EXERCISE PROMPT: Which lines below hold the word "style"? Copy all of them.

TASK DATA:
================================
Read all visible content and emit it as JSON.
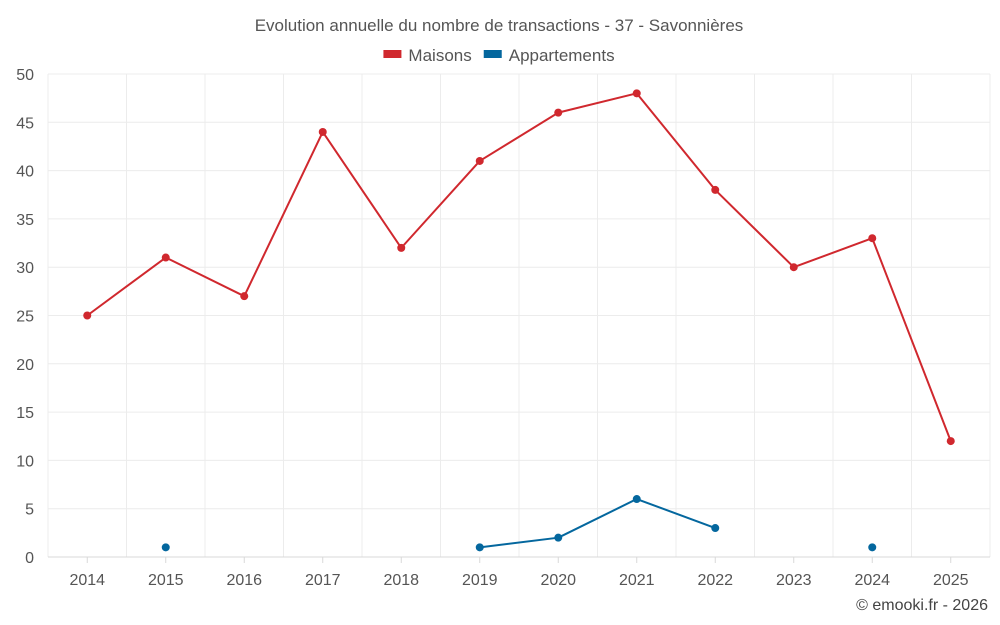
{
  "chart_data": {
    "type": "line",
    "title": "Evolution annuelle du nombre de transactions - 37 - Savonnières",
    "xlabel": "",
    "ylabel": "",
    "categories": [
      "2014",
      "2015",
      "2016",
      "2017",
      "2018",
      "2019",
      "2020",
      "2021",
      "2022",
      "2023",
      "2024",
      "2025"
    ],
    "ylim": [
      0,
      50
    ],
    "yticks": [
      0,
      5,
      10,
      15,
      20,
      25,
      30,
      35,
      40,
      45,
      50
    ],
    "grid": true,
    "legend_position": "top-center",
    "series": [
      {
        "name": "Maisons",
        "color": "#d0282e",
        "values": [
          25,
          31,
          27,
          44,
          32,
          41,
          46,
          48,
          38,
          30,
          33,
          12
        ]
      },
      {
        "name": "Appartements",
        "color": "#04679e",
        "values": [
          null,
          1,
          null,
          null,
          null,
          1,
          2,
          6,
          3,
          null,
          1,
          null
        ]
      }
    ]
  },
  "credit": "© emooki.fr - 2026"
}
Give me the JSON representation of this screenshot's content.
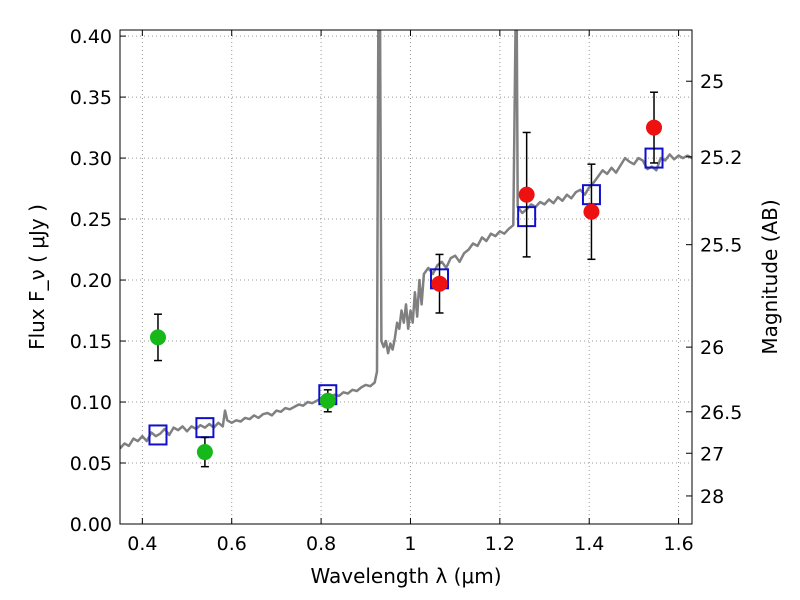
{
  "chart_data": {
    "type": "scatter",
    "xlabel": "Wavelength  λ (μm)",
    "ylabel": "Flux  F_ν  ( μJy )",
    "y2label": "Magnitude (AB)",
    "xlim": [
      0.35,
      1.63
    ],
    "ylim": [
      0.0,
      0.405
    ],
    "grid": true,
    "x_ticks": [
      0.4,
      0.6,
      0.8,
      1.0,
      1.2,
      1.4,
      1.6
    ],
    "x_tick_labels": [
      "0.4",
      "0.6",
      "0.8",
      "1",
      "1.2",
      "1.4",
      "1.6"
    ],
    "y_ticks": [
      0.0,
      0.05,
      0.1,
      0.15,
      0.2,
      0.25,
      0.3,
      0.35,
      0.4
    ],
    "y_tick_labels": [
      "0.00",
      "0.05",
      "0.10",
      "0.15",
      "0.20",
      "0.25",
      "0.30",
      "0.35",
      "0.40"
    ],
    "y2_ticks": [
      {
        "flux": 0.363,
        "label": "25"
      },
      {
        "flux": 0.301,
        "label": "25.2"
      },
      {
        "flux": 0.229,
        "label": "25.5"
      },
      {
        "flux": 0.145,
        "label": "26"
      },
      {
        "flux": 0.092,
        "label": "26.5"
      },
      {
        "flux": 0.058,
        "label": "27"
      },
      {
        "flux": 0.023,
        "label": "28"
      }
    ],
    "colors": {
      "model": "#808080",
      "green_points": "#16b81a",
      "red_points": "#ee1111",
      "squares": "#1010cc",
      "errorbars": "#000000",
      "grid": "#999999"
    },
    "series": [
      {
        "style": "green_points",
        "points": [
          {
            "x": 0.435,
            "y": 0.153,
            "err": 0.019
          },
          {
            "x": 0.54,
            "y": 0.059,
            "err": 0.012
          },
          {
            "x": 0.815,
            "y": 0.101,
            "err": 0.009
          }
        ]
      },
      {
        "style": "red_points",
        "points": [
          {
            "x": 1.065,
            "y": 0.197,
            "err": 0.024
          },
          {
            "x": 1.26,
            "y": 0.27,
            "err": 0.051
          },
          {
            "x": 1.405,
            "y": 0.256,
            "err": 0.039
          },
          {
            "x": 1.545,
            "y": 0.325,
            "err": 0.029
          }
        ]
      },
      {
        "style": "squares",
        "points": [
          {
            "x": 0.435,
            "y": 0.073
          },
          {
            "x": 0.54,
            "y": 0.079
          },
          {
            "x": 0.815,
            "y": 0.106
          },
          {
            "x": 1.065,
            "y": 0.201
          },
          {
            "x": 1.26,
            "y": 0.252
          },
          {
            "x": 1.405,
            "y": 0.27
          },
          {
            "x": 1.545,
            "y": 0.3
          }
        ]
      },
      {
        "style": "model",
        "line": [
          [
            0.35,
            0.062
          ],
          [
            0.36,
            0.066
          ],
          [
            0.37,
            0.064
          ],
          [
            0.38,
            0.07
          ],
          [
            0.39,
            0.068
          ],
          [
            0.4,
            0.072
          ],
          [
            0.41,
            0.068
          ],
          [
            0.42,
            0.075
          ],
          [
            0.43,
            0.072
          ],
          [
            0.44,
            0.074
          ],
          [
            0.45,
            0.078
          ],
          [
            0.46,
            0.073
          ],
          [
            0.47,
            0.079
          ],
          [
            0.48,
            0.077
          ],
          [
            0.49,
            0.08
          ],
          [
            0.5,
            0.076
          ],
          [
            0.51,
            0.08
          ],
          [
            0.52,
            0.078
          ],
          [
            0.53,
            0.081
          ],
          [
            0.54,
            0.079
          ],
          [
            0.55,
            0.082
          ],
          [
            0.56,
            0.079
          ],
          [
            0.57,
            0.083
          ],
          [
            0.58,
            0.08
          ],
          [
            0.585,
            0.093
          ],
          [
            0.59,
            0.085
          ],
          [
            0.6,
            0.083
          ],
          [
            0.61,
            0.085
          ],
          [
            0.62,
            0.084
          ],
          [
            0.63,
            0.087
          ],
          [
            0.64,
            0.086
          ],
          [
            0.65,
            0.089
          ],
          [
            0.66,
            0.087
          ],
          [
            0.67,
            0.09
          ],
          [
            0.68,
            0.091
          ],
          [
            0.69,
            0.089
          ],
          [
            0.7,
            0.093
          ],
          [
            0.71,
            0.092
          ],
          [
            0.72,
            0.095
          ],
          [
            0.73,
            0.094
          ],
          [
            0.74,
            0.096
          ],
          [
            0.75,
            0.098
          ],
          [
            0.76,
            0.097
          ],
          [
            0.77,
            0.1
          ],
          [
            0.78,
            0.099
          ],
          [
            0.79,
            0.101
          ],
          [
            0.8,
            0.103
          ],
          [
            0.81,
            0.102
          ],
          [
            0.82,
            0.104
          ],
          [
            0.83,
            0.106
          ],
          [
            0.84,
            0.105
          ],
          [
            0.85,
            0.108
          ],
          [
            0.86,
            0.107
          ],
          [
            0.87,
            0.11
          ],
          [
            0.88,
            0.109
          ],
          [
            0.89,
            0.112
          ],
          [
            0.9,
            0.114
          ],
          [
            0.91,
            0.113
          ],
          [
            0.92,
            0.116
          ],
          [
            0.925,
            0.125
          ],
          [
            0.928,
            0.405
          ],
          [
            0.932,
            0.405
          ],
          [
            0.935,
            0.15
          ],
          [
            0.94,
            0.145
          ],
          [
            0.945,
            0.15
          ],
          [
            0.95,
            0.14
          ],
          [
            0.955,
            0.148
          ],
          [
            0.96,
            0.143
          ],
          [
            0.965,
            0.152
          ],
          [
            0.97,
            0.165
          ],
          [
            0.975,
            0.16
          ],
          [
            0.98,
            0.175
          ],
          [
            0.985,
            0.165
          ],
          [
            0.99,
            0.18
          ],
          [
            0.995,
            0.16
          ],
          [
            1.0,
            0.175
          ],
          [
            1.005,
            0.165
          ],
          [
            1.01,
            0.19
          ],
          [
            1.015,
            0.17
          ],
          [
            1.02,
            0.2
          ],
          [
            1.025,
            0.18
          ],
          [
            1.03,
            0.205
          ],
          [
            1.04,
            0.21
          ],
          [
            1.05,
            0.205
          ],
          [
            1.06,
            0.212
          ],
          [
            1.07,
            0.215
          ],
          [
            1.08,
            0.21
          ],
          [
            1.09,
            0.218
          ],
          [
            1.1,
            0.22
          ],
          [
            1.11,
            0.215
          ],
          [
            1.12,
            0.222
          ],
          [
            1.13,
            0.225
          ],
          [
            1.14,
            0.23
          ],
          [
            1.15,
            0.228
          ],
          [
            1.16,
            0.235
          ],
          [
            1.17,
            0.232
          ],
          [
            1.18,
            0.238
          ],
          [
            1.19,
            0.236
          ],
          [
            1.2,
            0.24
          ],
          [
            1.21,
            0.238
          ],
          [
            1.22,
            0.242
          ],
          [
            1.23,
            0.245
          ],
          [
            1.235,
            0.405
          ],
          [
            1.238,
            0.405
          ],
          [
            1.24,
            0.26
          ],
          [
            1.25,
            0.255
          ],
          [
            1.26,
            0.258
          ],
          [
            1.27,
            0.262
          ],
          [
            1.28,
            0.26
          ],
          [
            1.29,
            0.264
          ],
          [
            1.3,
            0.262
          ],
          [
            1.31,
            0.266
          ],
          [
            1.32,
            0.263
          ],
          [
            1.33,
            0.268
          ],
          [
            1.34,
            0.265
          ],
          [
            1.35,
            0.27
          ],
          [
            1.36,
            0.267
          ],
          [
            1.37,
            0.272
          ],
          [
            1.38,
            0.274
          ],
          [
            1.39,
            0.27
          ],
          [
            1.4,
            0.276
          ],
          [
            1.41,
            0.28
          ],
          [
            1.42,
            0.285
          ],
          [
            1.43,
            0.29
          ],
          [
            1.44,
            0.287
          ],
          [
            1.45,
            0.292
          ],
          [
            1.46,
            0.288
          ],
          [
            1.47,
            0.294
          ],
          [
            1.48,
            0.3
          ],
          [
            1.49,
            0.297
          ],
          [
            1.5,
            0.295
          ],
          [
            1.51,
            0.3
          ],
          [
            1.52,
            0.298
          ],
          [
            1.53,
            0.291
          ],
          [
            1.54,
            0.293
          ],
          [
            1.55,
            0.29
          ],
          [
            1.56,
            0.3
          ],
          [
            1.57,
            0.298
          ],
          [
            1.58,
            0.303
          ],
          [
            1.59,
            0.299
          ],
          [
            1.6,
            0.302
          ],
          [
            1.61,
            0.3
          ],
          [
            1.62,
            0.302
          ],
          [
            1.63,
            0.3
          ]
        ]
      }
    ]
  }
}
================================
WRITTEN RESPONSE:
        "style": "green_points",
        "style": "red_points",
        "style": "squares",
        "style": "model",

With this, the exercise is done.